# Start of Input
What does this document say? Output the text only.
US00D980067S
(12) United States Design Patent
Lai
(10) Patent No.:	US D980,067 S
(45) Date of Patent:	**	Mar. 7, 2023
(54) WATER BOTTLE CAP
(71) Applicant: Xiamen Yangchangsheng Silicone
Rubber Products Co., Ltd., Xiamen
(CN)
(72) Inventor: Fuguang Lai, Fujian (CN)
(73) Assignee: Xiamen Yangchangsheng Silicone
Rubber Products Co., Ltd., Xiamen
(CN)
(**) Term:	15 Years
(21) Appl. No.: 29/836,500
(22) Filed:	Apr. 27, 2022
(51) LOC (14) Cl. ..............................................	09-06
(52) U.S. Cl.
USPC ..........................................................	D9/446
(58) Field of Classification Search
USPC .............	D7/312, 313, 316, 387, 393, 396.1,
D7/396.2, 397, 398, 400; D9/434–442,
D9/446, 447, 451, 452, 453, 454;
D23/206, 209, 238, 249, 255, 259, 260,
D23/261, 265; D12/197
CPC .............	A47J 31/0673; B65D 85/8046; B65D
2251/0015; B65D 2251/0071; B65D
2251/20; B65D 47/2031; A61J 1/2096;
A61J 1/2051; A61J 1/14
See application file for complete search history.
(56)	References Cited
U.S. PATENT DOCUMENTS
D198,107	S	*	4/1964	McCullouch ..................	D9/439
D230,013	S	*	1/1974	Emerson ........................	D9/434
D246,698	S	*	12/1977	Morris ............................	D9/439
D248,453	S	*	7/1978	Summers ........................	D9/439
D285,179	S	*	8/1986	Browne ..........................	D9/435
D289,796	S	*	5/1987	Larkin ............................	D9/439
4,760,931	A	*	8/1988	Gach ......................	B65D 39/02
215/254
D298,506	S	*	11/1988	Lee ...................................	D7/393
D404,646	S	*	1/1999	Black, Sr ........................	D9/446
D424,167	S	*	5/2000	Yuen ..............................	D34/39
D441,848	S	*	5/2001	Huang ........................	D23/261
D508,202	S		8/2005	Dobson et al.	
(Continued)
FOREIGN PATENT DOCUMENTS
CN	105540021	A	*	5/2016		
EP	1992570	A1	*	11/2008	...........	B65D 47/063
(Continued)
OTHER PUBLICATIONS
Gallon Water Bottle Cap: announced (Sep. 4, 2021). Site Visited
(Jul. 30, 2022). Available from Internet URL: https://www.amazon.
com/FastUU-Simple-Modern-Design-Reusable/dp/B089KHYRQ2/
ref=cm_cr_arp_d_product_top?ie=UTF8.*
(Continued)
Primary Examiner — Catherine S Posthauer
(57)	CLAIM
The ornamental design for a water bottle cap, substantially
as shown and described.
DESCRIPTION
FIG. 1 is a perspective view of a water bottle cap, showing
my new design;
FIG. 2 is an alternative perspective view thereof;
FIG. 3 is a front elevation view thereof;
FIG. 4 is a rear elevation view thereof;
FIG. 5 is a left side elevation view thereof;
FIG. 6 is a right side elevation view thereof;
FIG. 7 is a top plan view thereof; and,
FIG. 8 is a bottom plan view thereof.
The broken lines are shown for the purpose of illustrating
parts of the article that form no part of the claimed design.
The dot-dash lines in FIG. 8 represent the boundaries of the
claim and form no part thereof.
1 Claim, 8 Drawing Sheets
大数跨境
# End of Input
What this task involves.
Every entry above should be retyped exactly as shown.

Result of the task.
What does this document say? Output the text only.
US00D980067S
(12) United States Design Patent
Lai
(10) Patent No.:	US D980,067 S
(45) Date of Patent:	**	Mar. 7, 2023
(54) WATER BOTTLE CAP
(71) Applicant: Xiamen Yangchangsheng Silicone
Rubber Products Co., Ltd., Xiamen
(CN)
(72) Inventor: Fuguang Lai, Fujian (CN)
(73) Assignee: Xiamen Yangchangsheng Silicone
Rubber Products Co., Ltd., Xiamen
(CN)
(**) Term:	15 Years
(21) Appl. No.: 29/836,500
(22) Filed:	Apr. 27, 2022
(51) LOC (14) Cl. ..............................................	09-06
(52) U.S. Cl.
USPC ..........................................................	D9/446
(58) Field of Classification Search
USPC .............	D7/312, 313, 316, 387, 393, 396.1,
D7/396.2, 397, 398, 400; D9/434–442,
D9/446, 447, 451, 452, 453, 454;
D23/206, 209, 238, 249, 255, 259, 260,
D23/261, 265; D12/197
CPC .............	A47J 31/0673; B65D 85/8046; B65D
2251/0015; B65D 2251/0071; B65D
2251/20; B65D 47/2031; A61J 1/2096;
A61J 1/2051; A61J 1/14
See application file for complete search history.
(56)	References Cited
U.S. PATENT DOCUMENTS
D198,107	S	*	4/1964	McCullouch ..................	D9/439
D230,013	S	*	1/1974	Emerson ........................	D9/434
D246,698	S	*	12/1977	Morris ............................	D9/439
D248,453	S	*	7/1978	Summers ........................	D9/439
D285,179	S	*	8/1986	Browne ..........................	D9/435
D289,796	S	*	5/1987	Larkin ............................	D9/439
4,760,931	A	*	8/1988	Gach ......................	B65D 39/02
215/254
D298,506	S	*	11/1988	Lee ...................................	D7/393
D404,646	S	*	1/1999	Black, Sr ........................	D9/446
D424,167	S	*	5/2000	Yuen ..............................	D34/39
D441,848	S	*	5/2001	Huang ........................	D23/261
D508,202	S		8/2005	Dobson et al.	
(Continued)
FOREIGN PATENT DOCUMENTS
CN	105540021	A	*	5/2016		
EP	1992570	A1	*	11/2008	...........	B65D 47/063
(Continued)
OTHER PUBLICATIONS
Gallon Water Bottle Cap: announced (Sep. 4, 2021). Site Visited
(Jul. 30, 2022). Available from Internet URL: https://www.amazon.
com/FastUU-Simple-Modern-Design-Reusable/dp/B089KHYRQ2/
ref=cm_cr_arp_d_product_top?ie=UTF8.*
(Continued)
Primary Examiner — Catherine S Posthauer
(57)	CLAIM
The ornamental design for a water bottle cap, substantially
as shown and described.
DESCRIPTION
FIG. 1 is a perspective view of a water bottle cap, showing
my new design;
FIG. 2 is an alternative perspective view thereof;
FIG. 3 is a front elevation view thereof;
FIG. 4 is a rear elevation view thereof;
FIG. 5 is a left side elevation view thereof;
FIG. 6 is a right side elevation view thereof;
FIG. 7 is a top plan view thereof; and,
FIG. 8 is a bottom plan view thereof.
The broken lines are shown for the purpose of illustrating
parts of the article that form no part of the claimed design.
The dot-dash lines in FIG. 8 represent the boundaries of the
claim and form no part thereof.
1 Claim, 8 Drawing Sheets
大数跨境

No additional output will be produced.